Figure record listings:
------------------------

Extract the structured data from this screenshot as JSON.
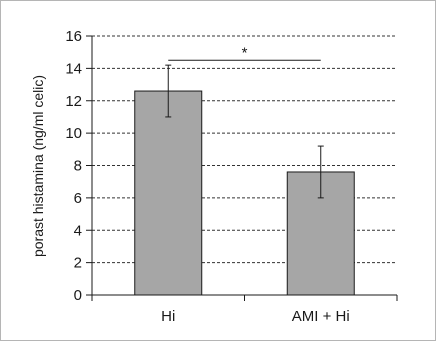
{
  "chart_data": {
    "type": "bar",
    "categories": [
      "Hi",
      "AMI + Hi"
    ],
    "values": [
      12.6,
      7.6
    ],
    "error": [
      1.6,
      1.6
    ],
    "ylabel": "porast histamina (ng/ml celic)",
    "xlabel": "",
    "ylim": [
      0,
      16
    ],
    "yticks": [
      "0",
      "2",
      "4",
      "6",
      "8",
      "10",
      "12",
      "14",
      "16"
    ],
    "grid": true,
    "significance": {
      "between": [
        "Hi",
        "AMI + Hi"
      ],
      "label": "*"
    },
    "colors": {
      "bar": "#a6a6a6",
      "bar_stroke": "#1a1a1a",
      "grid": "#333333",
      "axis": "#1a1a1a"
    }
  }
}
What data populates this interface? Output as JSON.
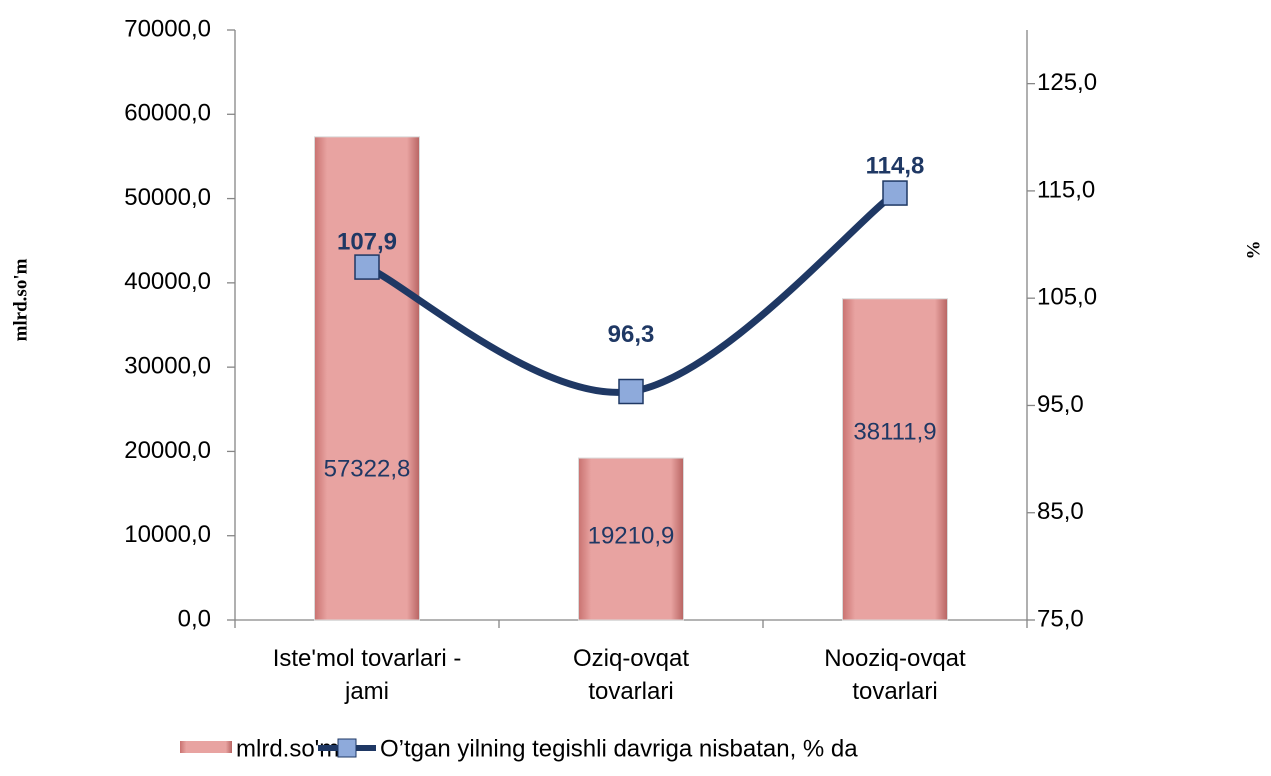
{
  "chart_data": {
    "type": "bar_line",
    "y_axis_label": "mlrd.so'm",
    "y2_axis_label": "%",
    "categories": [
      "Iste'mol tovarlari - jami",
      "Oziq-ovqat tovarlari",
      "Nooziq-ovqat tovarlari"
    ],
    "series": [
      {
        "name": "mlrd.so'm",
        "color": "#e8a3a1",
        "type": "bar",
        "values": [
          57322.8,
          19210.9,
          38111.9
        ],
        "value_labels": [
          "57322,8",
          "19210,9",
          "38111,9"
        ]
      },
      {
        "name": "O’tgan yilning tegishli davriga nisbatan, % da",
        "color": "#1f3864",
        "marker_color": "#8eaadb",
        "type": "line",
        "axis": "y2",
        "values": [
          107.9,
          96.3,
          114.8
        ],
        "value_labels": [
          "107,9",
          "96,3",
          "114,8"
        ]
      }
    ],
    "ylim": [
      0,
      70000
    ],
    "yticks": [
      {
        "value": 0,
        "label": "0,0"
      },
      {
        "value": 10000,
        "label": "10000,0"
      },
      {
        "value": 20000,
        "label": "20000,0"
      },
      {
        "value": 30000,
        "label": "30000,0"
      },
      {
        "value": 40000,
        "label": "40000,0"
      },
      {
        "value": 50000,
        "label": "50000,0"
      },
      {
        "value": 60000,
        "label": "60000,0"
      },
      {
        "value": 70000,
        "label": "70000,0"
      }
    ],
    "y2lim": [
      75,
      130
    ],
    "y2ticks": [
      {
        "value": 75,
        "label": "75,0"
      },
      {
        "value": 85,
        "label": "85,0"
      },
      {
        "value": 95,
        "label": "95,0"
      },
      {
        "value": 105,
        "label": "105,0"
      },
      {
        "value": 115,
        "label": "115,0"
      },
      {
        "value": 125,
        "label": "125,0"
      }
    ],
    "legend": "bottom"
  }
}
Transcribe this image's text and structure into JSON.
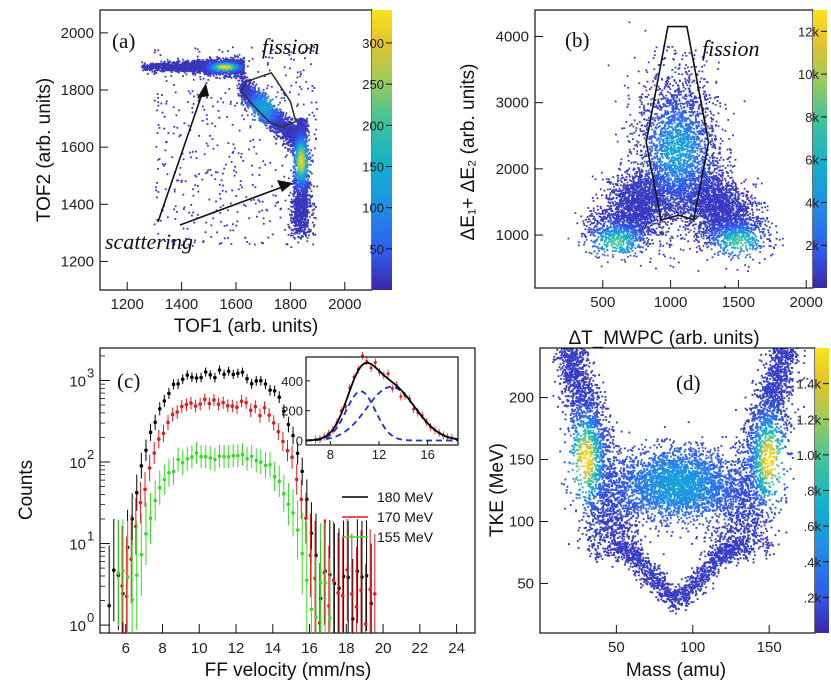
{
  "colors": {
    "scale": [
      "#3d26a8",
      "#2f5cf0",
      "#1f8fe6",
      "#12b2c9",
      "#3fc49a",
      "#9dcb5a",
      "#e2c22a",
      "#fbe31a"
    ],
    "s180": "#000000",
    "s170": "#e41a1c",
    "s155": "#33dd22",
    "fit_total": "#000000",
    "fit_component": "#1f2fd0",
    "inset_points": "#e41a1c"
  },
  "chart_data": [
    {
      "panel": "a",
      "type": "heatmap",
      "panel_label": "(a)",
      "xlabel": "TOF1 (arb. units)",
      "ylabel": "TOF2 (arb. units)",
      "xlim": [
        1100,
        2100
      ],
      "ylim": [
        1100,
        2080
      ],
      "xticks": [
        "1200",
        "1400",
        "1600",
        "1800",
        "2000"
      ],
      "xtick_values": [
        1200,
        1400,
        1600,
        1800,
        2000
      ],
      "yticks": [
        "1200",
        "1400",
        "1600",
        "1800",
        "2000"
      ],
      "ytick_values": [
        1200,
        1400,
        1600,
        1800,
        2000
      ],
      "colorbar_ticks": [
        "50",
        "100",
        "150",
        "200",
        "250",
        "300"
      ],
      "colorbar_values": [
        50,
        100,
        150,
        200,
        250,
        300
      ],
      "colorbar_max": 340,
      "annotations": {
        "fission": "fission",
        "scattering": "scattering"
      },
      "fission_gate": [
        [
          1640,
          1830
        ],
        [
          1730,
          1860
        ],
        [
          1800,
          1760
        ],
        [
          1820,
          1690
        ],
        [
          1770,
          1670
        ],
        [
          1720,
          1690
        ],
        [
          1650,
          1760
        ],
        [
          1620,
          1800
        ]
      ],
      "clusters": [
        {
          "x": [
            1250,
            1630
          ],
          "y": 1880,
          "peak_x": 1560,
          "max": 330
        },
        {
          "x": [
            1620,
            1830
          ],
          "y": [
            1810,
            1630
          ],
          "max": 200
        },
        {
          "x": 1840,
          "y": [
            1700,
            1280
          ],
          "peak_y": 1550,
          "max": 320
        }
      ]
    },
    {
      "panel": "b",
      "type": "heatmap",
      "panel_label": "(b)",
      "xlabel": "ΔT_MWPC (arb. units)",
      "ylabel": "ΔE₁+ ΔE₂ (arb. units)",
      "xlim": [
        0,
        2050
      ],
      "ylim": [
        200,
        4400
      ],
      "xticks": [
        "500",
        "1000",
        "1500",
        "2000"
      ],
      "xtick_values": [
        500,
        1000,
        1500,
        2000
      ],
      "yticks": [
        "1000",
        "2000",
        "3000",
        "4000"
      ],
      "ytick_values": [
        1000,
        2000,
        3000,
        4000
      ],
      "colorbar_ticks": [
        "2k",
        "4k",
        "6k",
        "8k",
        "10k",
        "12k"
      ],
      "colorbar_values": [
        2000,
        4000,
        6000,
        8000,
        10000,
        12000
      ],
      "colorbar_max": 13000,
      "annotations": {
        "fission": "fission"
      },
      "fission_gate": [
        [
          980,
          4150
        ],
        [
          1120,
          4150
        ],
        [
          1280,
          2400
        ],
        [
          1170,
          1230
        ],
        [
          1060,
          1300
        ],
        [
          930,
          1230
        ],
        [
          820,
          2400
        ]
      ],
      "clusters": [
        {
          "x": 600,
          "y": 900,
          "max": 12000
        },
        {
          "x": 1050,
          "y": 2300,
          "max": 8000
        },
        {
          "x": 1500,
          "y": 900,
          "max": 12000
        }
      ]
    },
    {
      "panel": "c",
      "type": "scatter",
      "panel_label": "(c)",
      "xlabel": "FF velocity    (mm/ns)",
      "ylabel": "Counts",
      "xlim": [
        4.6,
        25
      ],
      "ylim": [
        0.8,
        2500
      ],
      "yscale": "log",
      "xticks": [
        "6",
        "8",
        "10",
        "12",
        "14",
        "16",
        "18",
        "20",
        "22",
        "24"
      ],
      "xtick_values": [
        6,
        8,
        10,
        12,
        14,
        16,
        18,
        20,
        22,
        24
      ],
      "yticks": [
        "10",
        "10",
        "10",
        "10"
      ],
      "ytick_exponents": [
        "0",
        "1",
        "2",
        "3"
      ],
      "ytick_values": [
        1,
        10,
        100,
        1000
      ],
      "legend_position": "right",
      "series": [
        {
          "name": "180 MeV",
          "color": "#000000",
          "scale": 1.0,
          "x0": 5.1,
          "x1": 19.5
        },
        {
          "name": "170 MeV",
          "color": "#e41a1c",
          "scale": 0.42,
          "x0": 5.8,
          "x1": 19.6
        },
        {
          "name": "155 MeV",
          "color": "#33dd22",
          "scale": 0.1,
          "x0": 5.6,
          "x1": 17.2
        }
      ],
      "peak": 1200,
      "inset": {
        "type": "line",
        "xlim": [
          6,
          18.5
        ],
        "ylim": [
          -30,
          560
        ],
        "xticks": [
          "8",
          "12",
          "16"
        ],
        "xtick_values": [
          8,
          12,
          16
        ],
        "yticks": [
          "0",
          "200",
          "400"
        ],
        "ytick_values": [
          0,
          200,
          400
        ],
        "components": [
          {
            "mu": 10.5,
            "sigma": 1.2,
            "amp": 330
          },
          {
            "mu": 13.0,
            "sigma": 2.0,
            "amp": 360
          }
        ]
      }
    },
    {
      "panel": "d",
      "type": "heatmap",
      "panel_label": "(d)",
      "xlabel": "Mass   (amu)",
      "ylabel": "TKE   (MeV)",
      "xlim": [
        0,
        180
      ],
      "ylim": [
        10,
        240
      ],
      "xticks": [
        "50",
        "100",
        "150"
      ],
      "xtick_values": [
        50,
        100,
        150
      ],
      "yticks": [
        "50",
        "100",
        "150",
        "200"
      ],
      "ytick_values": [
        50,
        100,
        150,
        200
      ],
      "colorbar_ticks": [
        ".2k",
        ".4k",
        ".6k",
        ".8k",
        "1.0k",
        "1.2k",
        "1.4k"
      ],
      "colorbar_values": [
        200,
        400,
        600,
        800,
        1000,
        1200,
        1400
      ],
      "colorbar_max": 1600,
      "clusters": [
        {
          "x": [
            20,
            50
          ],
          "y": [
            230,
            60
          ],
          "peak": [
            30,
            150
          ],
          "max": 1500
        },
        {
          "x": [
            160,
            130
          ],
          "y": [
            230,
            60
          ],
          "peak": [
            150,
            150
          ],
          "max": 1500
        },
        {
          "x": 90,
          "y": 130,
          "max": 1000
        }
      ]
    }
  ]
}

------------------------

Objective: In the listing above, find the lines holding the word "this" and copy them.

Exercise answer:
Extract the structured data from this screenshot as JSON.
What data populates this interface? Output as JSON.
Transcribe this image's text and structure into JSON.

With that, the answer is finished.